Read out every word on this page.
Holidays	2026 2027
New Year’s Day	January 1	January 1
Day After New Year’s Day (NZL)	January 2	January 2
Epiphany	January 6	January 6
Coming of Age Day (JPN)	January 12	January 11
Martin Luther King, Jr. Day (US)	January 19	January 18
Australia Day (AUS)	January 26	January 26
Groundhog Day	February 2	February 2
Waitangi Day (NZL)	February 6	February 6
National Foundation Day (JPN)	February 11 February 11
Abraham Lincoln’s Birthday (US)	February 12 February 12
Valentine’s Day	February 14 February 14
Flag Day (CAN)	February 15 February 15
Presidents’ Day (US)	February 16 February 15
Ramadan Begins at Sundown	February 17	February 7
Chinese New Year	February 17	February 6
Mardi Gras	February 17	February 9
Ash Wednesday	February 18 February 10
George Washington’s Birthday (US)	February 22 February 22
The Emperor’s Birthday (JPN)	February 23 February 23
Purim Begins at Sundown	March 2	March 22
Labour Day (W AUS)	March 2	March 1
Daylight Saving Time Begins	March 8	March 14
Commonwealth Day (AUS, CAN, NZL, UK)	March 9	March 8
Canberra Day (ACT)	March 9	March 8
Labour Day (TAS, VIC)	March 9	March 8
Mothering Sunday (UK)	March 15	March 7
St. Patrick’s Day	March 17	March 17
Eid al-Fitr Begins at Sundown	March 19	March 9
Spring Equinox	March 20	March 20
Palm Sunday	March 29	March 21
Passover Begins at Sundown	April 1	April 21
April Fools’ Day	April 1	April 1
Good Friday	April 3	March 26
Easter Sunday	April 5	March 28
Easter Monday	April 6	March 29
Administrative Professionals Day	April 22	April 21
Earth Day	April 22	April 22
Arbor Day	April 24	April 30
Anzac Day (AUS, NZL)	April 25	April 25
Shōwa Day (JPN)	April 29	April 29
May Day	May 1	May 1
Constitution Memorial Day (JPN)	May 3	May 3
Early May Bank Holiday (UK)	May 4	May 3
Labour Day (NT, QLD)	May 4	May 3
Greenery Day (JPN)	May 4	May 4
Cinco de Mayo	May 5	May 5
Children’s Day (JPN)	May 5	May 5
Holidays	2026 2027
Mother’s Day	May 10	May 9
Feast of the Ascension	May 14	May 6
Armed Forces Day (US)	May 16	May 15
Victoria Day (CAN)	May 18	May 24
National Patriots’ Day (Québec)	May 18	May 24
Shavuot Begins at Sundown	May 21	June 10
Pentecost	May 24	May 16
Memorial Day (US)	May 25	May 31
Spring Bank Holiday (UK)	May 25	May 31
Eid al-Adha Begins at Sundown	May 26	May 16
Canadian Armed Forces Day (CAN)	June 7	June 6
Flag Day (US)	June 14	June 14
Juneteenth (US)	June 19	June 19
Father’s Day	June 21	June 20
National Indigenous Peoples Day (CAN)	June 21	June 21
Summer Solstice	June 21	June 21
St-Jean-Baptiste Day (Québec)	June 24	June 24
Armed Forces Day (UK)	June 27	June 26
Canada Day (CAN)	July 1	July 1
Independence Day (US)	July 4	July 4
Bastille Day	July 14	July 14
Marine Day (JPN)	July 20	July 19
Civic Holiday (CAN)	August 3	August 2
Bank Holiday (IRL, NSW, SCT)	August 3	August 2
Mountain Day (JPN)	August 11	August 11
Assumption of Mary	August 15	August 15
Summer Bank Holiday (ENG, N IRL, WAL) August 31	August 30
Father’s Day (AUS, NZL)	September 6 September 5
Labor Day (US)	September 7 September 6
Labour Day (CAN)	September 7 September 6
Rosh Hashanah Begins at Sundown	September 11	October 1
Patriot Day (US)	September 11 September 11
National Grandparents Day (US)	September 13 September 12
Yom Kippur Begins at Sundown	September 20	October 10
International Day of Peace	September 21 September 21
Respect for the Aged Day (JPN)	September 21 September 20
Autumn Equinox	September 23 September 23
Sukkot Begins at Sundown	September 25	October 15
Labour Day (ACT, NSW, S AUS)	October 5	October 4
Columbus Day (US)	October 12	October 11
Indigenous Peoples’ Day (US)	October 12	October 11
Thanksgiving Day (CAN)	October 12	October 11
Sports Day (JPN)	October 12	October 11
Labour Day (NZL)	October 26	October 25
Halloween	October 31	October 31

[What you will do] Set down all of the entries exactly, please.

[Exercise result]
Read out every word on this page.
Holidays	2026 2027
New Year’s Day	January 1	January 1
Day After New Year’s Day (NZL)	January 2	January 2
Epiphany	January 6	January 6
Coming of Age Day (JPN)	January 12	January 11
Martin Luther King, Jr. Day (US)	January 19	January 18
Australia Day (AUS)	January 26	January 26
Groundhog Day	February 2	February 2
Waitangi Day (NZL)	February 6	February 6
National Foundation Day (JPN)	February 11 February 11
Abraham Lincoln’s Birthday (US)	February 12 February 12
Valentine’s Day	February 14 February 14
Flag Day (CAN)	February 15 February 15
Presidents’ Day (US)	February 16 February 15
Ramadan Begins at Sundown	February 17	February 7
Chinese New Year	February 17	February 6
Mardi Gras	February 17	February 9
Ash Wednesday	February 18 February 10
George Washington’s Birthday (US)	February 22 February 22
The Emperor’s Birthday (JPN)	February 23 February 23
Purim Begins at Sundown	March 2	March 22
Labour Day (W AUS)	March 2	March 1
Daylight Saving Time Begins	March 8	March 14
Commonwealth Day (AUS, CAN, NZL, UK)	March 9	March 8
Canberra Day (ACT)	March 9	March 8
Labour Day (TAS, VIC)	March 9	March 8
Mothering Sunday (UK)	March 15	March 7
St. Patrick’s Day	March 17	March 17
Eid al-Fitr Begins at Sundown	March 19	March 9
Spring Equinox	March 20	March 20
Palm Sunday	March 29	March 21
Passover Begins at Sundown	April 1	April 21
April Fools’ Day	April 1	April 1
Good Friday	April 3	March 26
Easter Sunday	April 5	March 28
Easter Monday	April 6	March 29
Administrative Professionals Day	April 22	April 21
Earth Day	April 22	April 22
Arbor Day	April 24	April 30
Anzac Day (AUS, NZL)	April 25	April 25
Shōwa Day (JPN)	April 29	April 29
May Day	May 1	May 1
Constitution Memorial Day (JPN)	May 3	May 3
Early May Bank Holiday (UK)	May 4	May 3
Labour Day (NT, QLD)	May 4	May 3
Greenery Day (JPN)	May 4	May 4
Cinco de Mayo	May 5	May 5
Children’s Day (JPN)	May 5	May 5
Holidays	2026 2027
Mother’s Day	May 10	May 9
Feast of the Ascension	May 14	May 6
Armed Forces Day (US)	May 16	May 15
Victoria Day (CAN)	May 18	May 24
National Patriots’ Day (Québec)	May 18	May 24
Shavuot Begins at Sundown	May 21	June 10
Pentecost	May 24	May 16
Memorial Day (US)	May 25	May 31
Spring Bank Holiday (UK)	May 25	May 31
Eid al-Adha Begins at Sundown	May 26	May 16
Canadian Armed Forces Day (CAN)	June 7	June 6
Flag Day (US)	June 14	June 14
Juneteenth (US)	June 19	June 19
Father’s Day	June 21	June 20
National Indigenous Peoples Day (CAN)	June 21	June 21
Summer Solstice	June 21	June 21
St-Jean-Baptiste Day (Québec)	June 24	June 24
Armed Forces Day (UK)	June 27	June 26
Canada Day (CAN)	July 1	July 1
Independence Day (US)	July 4	July 4
Bastille Day	July 14	July 14
Marine Day (JPN)	July 20	July 19
Civic Holiday (CAN)	August 3	August 2
Bank Holiday (IRL, NSW, SCT)	August 3	August 2
Mountain Day (JPN)	August 11	August 11
Assumption of Mary	August 15	August 15
Summer Bank Holiday (ENG, N IRL, WAL) August 31	August 30
Father’s Day (AUS, NZL)	September 6 September 5
Labor Day (US)	September 7 September 6
Labour Day (CAN)	September 7 September 6
Rosh Hashanah Begins at Sundown	September 11	October 1
Patriot Day (US)	September 11 September 11
National Grandparents Day (US)	September 13 September 12
Yom Kippur Begins at Sundown	September 20	October 10
International Day of Peace	September 21 September 21
Respect for the Aged Day (JPN)	September 21 September 20
Autumn Equinox	September 23 September 23
Sukkot Begins at Sundown	September 25	October 15
Labour Day (ACT, NSW, S AUS)	October 5	October 4
Columbus Day (US)	October 12	October 11
Indigenous Peoples’ Day (US)	October 12	October 11
Thanksgiving Day (CAN)	October 12	October 11
Sports Day (JPN)	October 12	October 11
Labour Day (NZL)	October 26	October 25
Halloween	October 31	October 31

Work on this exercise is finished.